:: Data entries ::
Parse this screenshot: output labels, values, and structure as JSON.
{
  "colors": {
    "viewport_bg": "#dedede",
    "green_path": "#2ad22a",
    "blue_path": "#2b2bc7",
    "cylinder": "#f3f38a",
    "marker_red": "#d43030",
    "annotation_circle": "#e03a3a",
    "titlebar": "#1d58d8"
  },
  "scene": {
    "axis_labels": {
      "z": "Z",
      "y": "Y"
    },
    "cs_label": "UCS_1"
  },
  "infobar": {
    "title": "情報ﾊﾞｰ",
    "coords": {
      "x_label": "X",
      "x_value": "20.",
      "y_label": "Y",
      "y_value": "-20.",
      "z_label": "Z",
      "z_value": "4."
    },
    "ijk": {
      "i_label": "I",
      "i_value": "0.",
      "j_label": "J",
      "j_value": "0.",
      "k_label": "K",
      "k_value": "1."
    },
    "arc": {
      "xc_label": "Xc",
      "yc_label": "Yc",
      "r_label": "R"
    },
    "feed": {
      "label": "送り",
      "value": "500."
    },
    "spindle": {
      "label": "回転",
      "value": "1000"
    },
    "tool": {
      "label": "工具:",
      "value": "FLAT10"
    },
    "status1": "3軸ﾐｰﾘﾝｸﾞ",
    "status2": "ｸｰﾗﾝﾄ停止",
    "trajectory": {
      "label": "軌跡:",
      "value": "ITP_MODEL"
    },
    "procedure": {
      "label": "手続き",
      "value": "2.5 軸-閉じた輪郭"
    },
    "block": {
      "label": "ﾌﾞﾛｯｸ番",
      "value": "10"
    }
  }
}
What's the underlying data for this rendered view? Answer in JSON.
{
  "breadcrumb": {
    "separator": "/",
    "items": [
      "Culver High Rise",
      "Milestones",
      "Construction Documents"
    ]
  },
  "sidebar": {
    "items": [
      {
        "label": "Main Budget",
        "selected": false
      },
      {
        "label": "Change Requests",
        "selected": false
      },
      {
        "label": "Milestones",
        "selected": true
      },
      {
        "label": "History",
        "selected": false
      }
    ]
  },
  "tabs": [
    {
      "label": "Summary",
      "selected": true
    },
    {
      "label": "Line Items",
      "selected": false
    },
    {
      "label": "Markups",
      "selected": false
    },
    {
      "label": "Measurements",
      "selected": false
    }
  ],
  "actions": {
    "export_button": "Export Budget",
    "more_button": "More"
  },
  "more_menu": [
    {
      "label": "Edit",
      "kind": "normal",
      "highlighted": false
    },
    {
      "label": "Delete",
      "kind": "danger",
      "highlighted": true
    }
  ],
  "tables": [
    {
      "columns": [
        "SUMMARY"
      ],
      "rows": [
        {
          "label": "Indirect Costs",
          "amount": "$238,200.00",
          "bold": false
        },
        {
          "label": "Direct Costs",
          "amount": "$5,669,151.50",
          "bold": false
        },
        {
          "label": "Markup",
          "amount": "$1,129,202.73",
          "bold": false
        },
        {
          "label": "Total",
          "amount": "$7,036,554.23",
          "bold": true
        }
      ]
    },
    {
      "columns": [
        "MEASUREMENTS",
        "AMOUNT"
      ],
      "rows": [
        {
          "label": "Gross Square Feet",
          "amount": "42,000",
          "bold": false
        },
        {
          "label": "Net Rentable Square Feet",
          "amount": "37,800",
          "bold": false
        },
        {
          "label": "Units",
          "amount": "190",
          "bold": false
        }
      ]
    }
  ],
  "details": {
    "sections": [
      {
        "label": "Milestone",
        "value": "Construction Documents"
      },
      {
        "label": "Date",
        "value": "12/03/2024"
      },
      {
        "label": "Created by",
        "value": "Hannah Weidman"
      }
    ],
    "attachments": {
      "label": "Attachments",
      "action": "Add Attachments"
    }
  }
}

:: Task objective ::
Each line above must be reproduced exactly as it stands.

:: Correct answer ::
Parse this screenshot: output labels, values, and structure as JSON.
{
  "colors": {
    "viewport_bg": "#dedede",
    "green_path": "#2ad22a",
    "blue_path": "#2b2bc7",
    "cylinder": "#f3f38a",
    "marker_red": "#d43030",
    "annotation_circle": "#e03a3a",
    "titlebar": "#1d58d8"
  },
  "scene": {
    "axis_labels": {
      "z": "Z",
      "y": "Y"
    },
    "cs_label": "UCS_1"
  },
  "infobar": {
    "title": "情報ﾊﾞｰ",
    "coords": {
      "x_label": "X",
      "x_value": "20.",
      "y_label": "Y",
      "y_value": "-20.",
      "z_label": "Z",
      "z_value": "4."
    },
    "ijk": {
      "i_label": "I",
      "i_value": "0.",
      "j_label": "J",
      "j_value": "0.",
      "k_label": "K",
      "k_value": "1."
    },
    "arc": {
      "xc_label": "Xc",
      "yc_label": "Yc",
      "r_label": "R"
    },
    "feed": {
      "label": "送り",
      "value": "500."
    },
    "spindle": {
      "label": "回転",
      "value": "1000"
    },
    "tool": {
      "label": "工具:",
      "value": "FLAT10"
    },
    "status1": "3軸ﾐｰﾘﾝｸﾞ",
    "status2": "ｸｰﾗﾝﾄ停止",
    "trajectory": {
      "label": "軌跡:",
      "value": "ITP_MODEL"
    },
    "procedure": {
      "label": "手続き",
      "value": "2.5 軸-閉じた輪郭"
    },
    "block": {
      "label": "ﾌﾞﾛｯｸ番",
      "value": "10"
    }
  }
}
What's the underlying data for this rendered view? Answer in JSON.
{
  "breadcrumb": {
    "separator": "/",
    "items": [
      "Culver High Rise",
      "Milestones",
      "Construction Documents"
    ]
  },
  "sidebar": {
    "items": [
      {
        "label": "Main Budget",
        "selected": false
      },
      {
        "label": "Change Requests",
        "selected": false
      },
      {
        "label": "Milestones",
        "selected": true
      },
      {
        "label": "History",
        "selected": false
      }
    ]
  },
  "tabs": [
    {
      "label": "Summary",
      "selected": true
    },
    {
      "label": "Line Items",
      "selected": false
    },
    {
      "label": "Markups",
      "selected": false
    },
    {
      "label": "Measurements",
      "selected": false
    }
  ],
  "actions": {
    "export_button": "Export Budget",
    "more_button": "More"
  },
  "more_menu": [
    {
      "label": "Edit",
      "kind": "normal",
      "highlighted": false
    },
    {
      "label": "Delete",
      "kind": "danger",
      "highlighted": true
    }
  ],
  "tables": [
    {
      "columns": [
        "SUMMARY"
      ],
      "rows": [
        {
          "label": "Indirect Costs",
          "amount": "$238,200.00",
          "bold": false
        },
        {
          "label": "Direct Costs",
          "amount": "$5,669,151.50",
          "bold": false
        },
        {
          "label": "Markup",
          "amount": "$1,129,202.73",
          "bold": false
        },
        {
          "label": "Total",
          "amount": "$7,036,554.23",
          "bold": true
        }
      ]
    },
    {
      "columns": [
        "MEASUREMENTS",
        "AMOUNT"
      ],
      "rows": [
        {
          "label": "Gross Square Feet",
          "amount": "42,000",
          "bold": false
        },
        {
          "label": "Net Rentable Square Feet",
          "amount": "37,800",
          "bold": false
        },
        {
          "label": "Units",
          "amount": "190",
          "bold": false
        }
      ]
    }
  ],
  "details": {
    "sections": [
      {
        "label": "Milestone",
        "value": "Construction Documents"
      },
      {
        "label": "Date",
        "value": "12/03/2024"
      },
      {
        "label": "Created by",
        "value": "Hannah Weidman"
      }
    ],
    "attachments": {
      "label": "Attachments",
      "action": "Add Attachments"
    }
  }
}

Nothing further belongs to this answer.